> The task: Write out the line with "Read this page and output its text content." and every later line through the end of the data below, exactly as given, with no pictures in the copy.

═══ Provided data ═══

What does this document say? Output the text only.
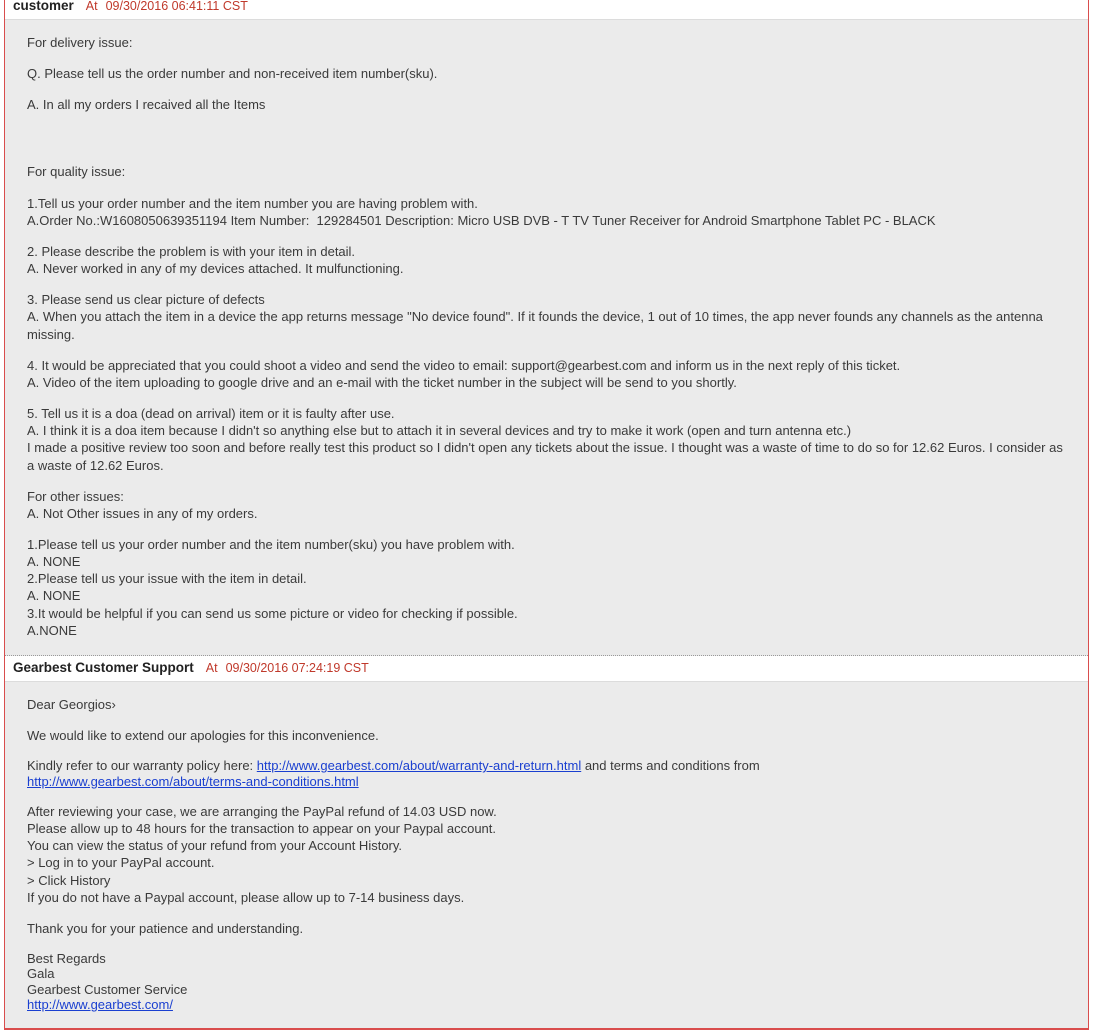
customer At 09/30/2016 06:41:11 CST
For delivery issue:
Q. Please tell us the order number and non-received item number(sku).
A. In all my orders I recaived all the Items
For quality issue:
1.Tell us your order number and the item number you are having problem with.
A.Order No.:W1608050639351194 Item Number:  129284501 Description: Micro USB DVB - T TV Tuner Receiver for Android Smartphone Tablet PC - BLACK
2. Please describe the problem is with your item in detail.
A. Never worked in any of my devices attached. It mulfunctioning.
3. Please send us clear picture of defects
A. When you attach the item in a device the app returns message "No device found". If it founds the device, 1 out of 10 times, the app never founds any channels as the antenna missing.
4. It would be appreciated that you could shoot a video and send the video to email: support@gearbest.com and inform us in the next reply of this ticket.
A. Video of the item uploading to google drive and an e-mail with the ticket number in the subject will be send to you shortly.
5. Tell us it is a doa (dead on arrival) item or it is faulty after use.
A. I think it is a doa item because I didn't so anything else but to attach it in several devices and try to make it work (open and turn antenna etc.)
I made a positive review too soon and before really test this product so I didn't open any tickets about the issue. I thought was a waste of time to do so for 12.62 Euros. I consider as a waste of 12.62 Euros.
For other issues:
A. Not Other issues in any of my orders.
1.Please tell us your order number and the item number(sku) you have problem with.
A. NONE
2.Please tell us your issue with the item in detail.
A. NONE
3.It would be helpful if you can send us some picture or video for checking if possible.
A.NONE
Gearbest Customer Support At 09/30/2016 07:24:19 CST
Dear Georgios›
We would like to extend our apologies for this inconvenience.
Kindly refer to our warranty policy here: http://www.gearbest.com/about/warranty-and-return.html and terms and conditions from
http://www.gearbest.com/about/terms-and-conditions.html
After reviewing your case, we are arranging the PayPal refund of 14.03 USD now.
Please allow up to 48 hours for the transaction to appear on your Paypal account.
You can view the status of your refund from your Account History.
> Log in to your PayPal account.
> Click History
If you do not have a Paypal account, please allow up to 7-14 business days.
Thank you for your patience and understanding.
Best Regards
Gala
Gearbest Customer Service
http://www.gearbest.com/
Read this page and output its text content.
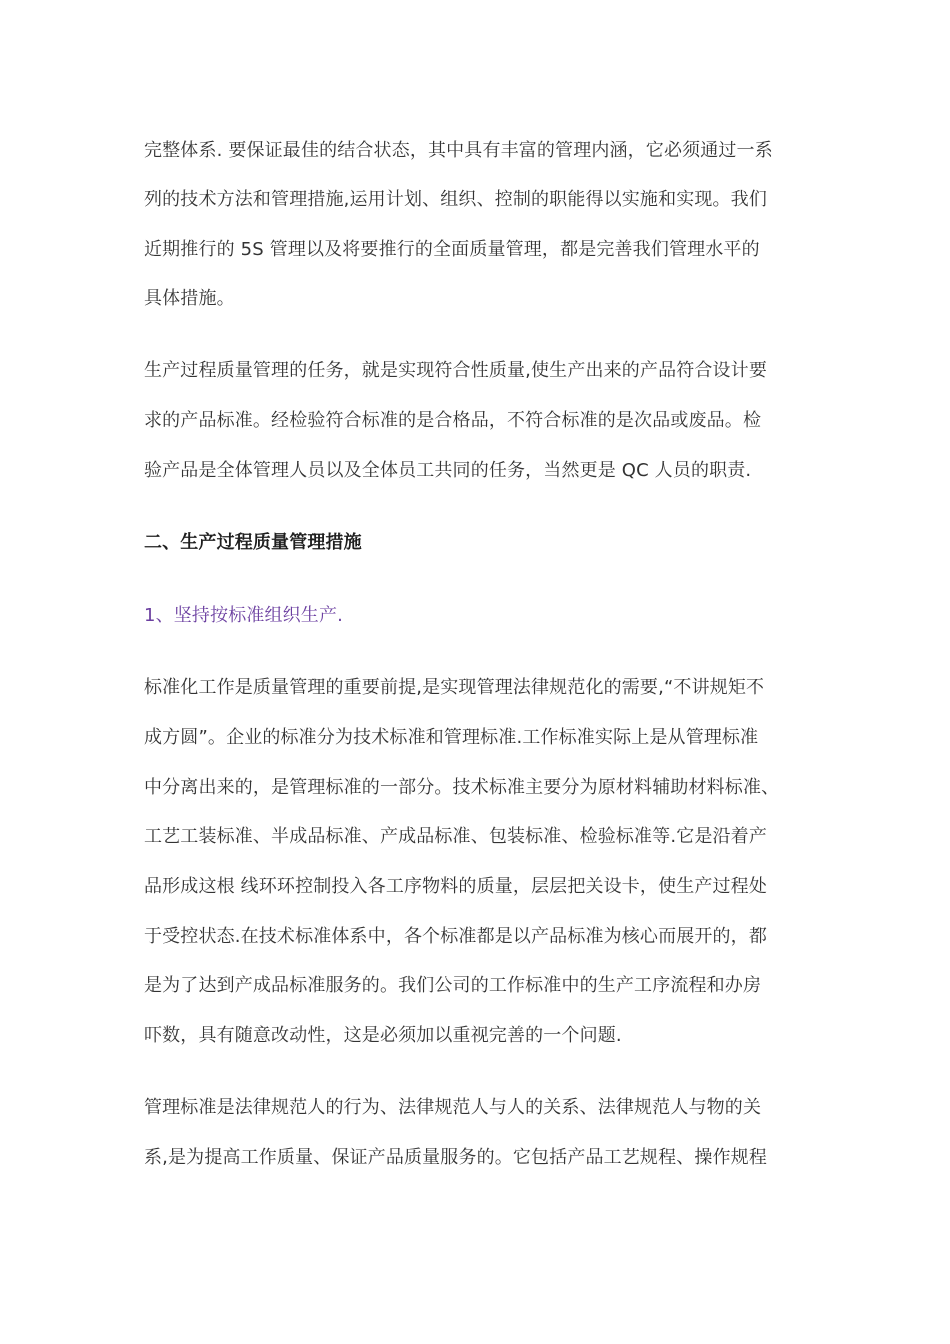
完整体系. 要保证最佳的结合状态，其中具有丰富的管理内涵，它必须通过一系
列的技术方法和管理措施,运用计划、组织、控制的职能得以实施和实现。我们
近期推行的 5S 管理以及将要推行的全面质量管理，都是完善我们管理水平的
具体措施。
生产过程质量管理的任务，就是实现符合性质量,使生产出来的产品符合设计要
求的产品标准。经检验符合标准的是合格品，不符合标准的是次品或废品。检
验产品是全体管理人员以及全体员工共同的任务，当然更是 QC 人员的职责.
二、生产过程质量管理措施
1、坚持按标准组织生产.
标准化工作是质量管理的重要前提,是实现管理法律规范化的需要,“不讲规矩不
成方圆”。企业的标准分为技术标准和管理标准.工作标准实际上是从管理标准
中分离出来的，是管理标准的一部分。技术标准主要分为原材料辅助材料标准、
工艺工装标准、半成品标准、产成品标准、包装标准、检验标准等.它是沿着产
品形成这根 线环环控制投入各工序物料的质量，层层把关设卡，使生产过程处
于受控状态.在技术标准体系中，各个标准都是以产品标准为核心而展开的，都
是为了达到产成品标准服务的。我们公司的工作标准中的生产工序流程和办房
吓数，具有随意改动性，这是必须加以重视完善的一个问题.
管理标准是法律规范人的行为、法律规范人与人的关系、法律规范人与物的关
系,是为提高工作质量、保证产品质量服务的。它包括产品工艺规程、操作规程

═══

> Output of the exercise:
Read this page and output its text content.
完整体系. 要保证最佳的结合状态，其中具有丰富的管理内涵，它必须通过一系
列的技术方法和管理措施,运用计划、组织、控制的职能得以实施和实现。我们
近期推行的 5S 管理以及将要推行的全面质量管理，都是完善我们管理水平的
具体措施。
生产过程质量管理的任务，就是实现符合性质量,使生产出来的产品符合设计要
求的产品标准。经检验符合标准的是合格品，不符合标准的是次品或废品。检
验产品是全体管理人员以及全体员工共同的任务，当然更是 QC 人员的职责.
二、生产过程质量管理措施
1、坚持按标准组织生产.
标准化工作是质量管理的重要前提,是实现管理法律规范化的需要,“不讲规矩不
成方圆”。企业的标准分为技术标准和管理标准.工作标准实际上是从管理标准
中分离出来的，是管理标准的一部分。技术标准主要分为原材料辅助材料标准、
工艺工装标准、半成品标准、产成品标准、包装标准、检验标准等.它是沿着产
品形成这根 线环环控制投入各工序物料的质量，层层把关设卡，使生产过程处
于受控状态.在技术标准体系中，各个标准都是以产品标准为核心而展开的，都
是为了达到产成品标准服务的。我们公司的工作标准中的生产工序流程和办房
吓数，具有随意改动性，这是必须加以重视完善的一个问题.
管理标准是法律规范人的行为、法律规范人与人的关系、法律规范人与物的关
系,是为提高工作质量、保证产品质量服务的。它包括产品工艺规程、操作规程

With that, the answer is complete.